▶ What to do
Find the string "slides" in the listing and report every line that has it.

▶ Stored records
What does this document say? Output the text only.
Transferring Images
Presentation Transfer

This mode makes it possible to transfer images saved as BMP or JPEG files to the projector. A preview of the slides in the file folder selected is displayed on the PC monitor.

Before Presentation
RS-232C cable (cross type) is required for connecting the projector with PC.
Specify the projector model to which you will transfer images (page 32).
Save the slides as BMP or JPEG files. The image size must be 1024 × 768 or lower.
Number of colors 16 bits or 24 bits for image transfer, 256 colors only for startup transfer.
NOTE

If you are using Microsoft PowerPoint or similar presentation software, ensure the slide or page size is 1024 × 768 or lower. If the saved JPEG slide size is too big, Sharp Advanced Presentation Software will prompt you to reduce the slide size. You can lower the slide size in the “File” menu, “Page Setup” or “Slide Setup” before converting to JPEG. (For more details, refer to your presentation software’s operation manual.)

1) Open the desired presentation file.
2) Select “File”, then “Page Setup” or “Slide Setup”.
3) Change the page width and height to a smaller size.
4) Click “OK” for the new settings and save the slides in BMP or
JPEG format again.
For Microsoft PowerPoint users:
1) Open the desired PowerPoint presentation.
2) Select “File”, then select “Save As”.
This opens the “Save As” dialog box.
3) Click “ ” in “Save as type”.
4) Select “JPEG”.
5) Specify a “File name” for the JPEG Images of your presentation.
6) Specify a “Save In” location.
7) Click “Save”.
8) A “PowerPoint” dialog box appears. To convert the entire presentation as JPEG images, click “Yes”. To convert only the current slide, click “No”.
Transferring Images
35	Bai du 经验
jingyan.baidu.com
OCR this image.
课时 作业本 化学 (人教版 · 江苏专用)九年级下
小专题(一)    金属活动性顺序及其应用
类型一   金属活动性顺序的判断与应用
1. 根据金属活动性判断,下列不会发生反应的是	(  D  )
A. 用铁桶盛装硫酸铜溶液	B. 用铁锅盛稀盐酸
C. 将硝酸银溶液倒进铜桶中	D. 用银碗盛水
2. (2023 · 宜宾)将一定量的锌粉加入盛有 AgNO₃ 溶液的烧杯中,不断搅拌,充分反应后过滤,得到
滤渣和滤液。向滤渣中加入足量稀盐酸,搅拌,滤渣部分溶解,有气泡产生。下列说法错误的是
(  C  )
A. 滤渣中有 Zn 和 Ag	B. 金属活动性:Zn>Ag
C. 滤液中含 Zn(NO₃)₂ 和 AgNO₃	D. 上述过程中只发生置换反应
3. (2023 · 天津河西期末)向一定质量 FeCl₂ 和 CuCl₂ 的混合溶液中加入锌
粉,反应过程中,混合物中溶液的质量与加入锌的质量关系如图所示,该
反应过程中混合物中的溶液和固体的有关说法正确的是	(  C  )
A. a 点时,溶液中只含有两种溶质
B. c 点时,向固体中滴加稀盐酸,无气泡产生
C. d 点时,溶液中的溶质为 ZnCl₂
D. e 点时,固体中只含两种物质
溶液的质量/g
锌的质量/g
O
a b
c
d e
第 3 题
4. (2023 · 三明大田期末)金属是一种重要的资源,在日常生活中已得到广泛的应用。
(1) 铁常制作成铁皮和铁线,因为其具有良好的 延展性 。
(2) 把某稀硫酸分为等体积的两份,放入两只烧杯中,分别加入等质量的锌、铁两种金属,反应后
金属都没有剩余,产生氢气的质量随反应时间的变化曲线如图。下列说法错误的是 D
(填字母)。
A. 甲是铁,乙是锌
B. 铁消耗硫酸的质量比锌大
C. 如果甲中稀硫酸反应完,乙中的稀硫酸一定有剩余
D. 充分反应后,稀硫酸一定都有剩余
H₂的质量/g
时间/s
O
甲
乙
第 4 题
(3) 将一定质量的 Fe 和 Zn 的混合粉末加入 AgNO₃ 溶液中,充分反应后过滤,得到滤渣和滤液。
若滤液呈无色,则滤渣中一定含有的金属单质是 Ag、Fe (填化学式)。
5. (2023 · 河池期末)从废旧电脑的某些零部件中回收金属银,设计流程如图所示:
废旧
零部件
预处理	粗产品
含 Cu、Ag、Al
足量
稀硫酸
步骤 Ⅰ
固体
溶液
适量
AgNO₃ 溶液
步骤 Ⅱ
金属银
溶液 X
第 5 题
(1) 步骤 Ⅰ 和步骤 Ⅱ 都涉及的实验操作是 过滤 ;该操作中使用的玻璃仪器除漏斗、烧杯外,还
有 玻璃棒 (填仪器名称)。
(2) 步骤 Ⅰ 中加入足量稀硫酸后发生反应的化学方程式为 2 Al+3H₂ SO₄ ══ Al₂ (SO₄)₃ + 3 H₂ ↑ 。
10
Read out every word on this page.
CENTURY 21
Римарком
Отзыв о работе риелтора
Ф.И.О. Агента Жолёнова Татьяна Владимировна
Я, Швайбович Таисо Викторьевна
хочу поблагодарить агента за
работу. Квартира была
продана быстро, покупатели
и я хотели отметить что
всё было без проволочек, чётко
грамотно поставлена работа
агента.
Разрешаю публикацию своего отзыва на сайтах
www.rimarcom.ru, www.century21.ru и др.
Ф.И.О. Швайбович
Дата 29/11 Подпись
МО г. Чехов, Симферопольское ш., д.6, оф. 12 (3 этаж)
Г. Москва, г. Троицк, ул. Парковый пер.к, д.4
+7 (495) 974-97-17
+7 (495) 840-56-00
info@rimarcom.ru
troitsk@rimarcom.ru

▶ Exercise answer
This mode makes it possible to transfer images saved as BMP or JPEG files to the projector. A preview of the slides in the file folder selected is displayed on the PC monitor.
Save the slides as BMP or JPEG files. The image size must be 1024 × 768 or lower.
4) Click “OK” for the new settings and save the slides in BMP or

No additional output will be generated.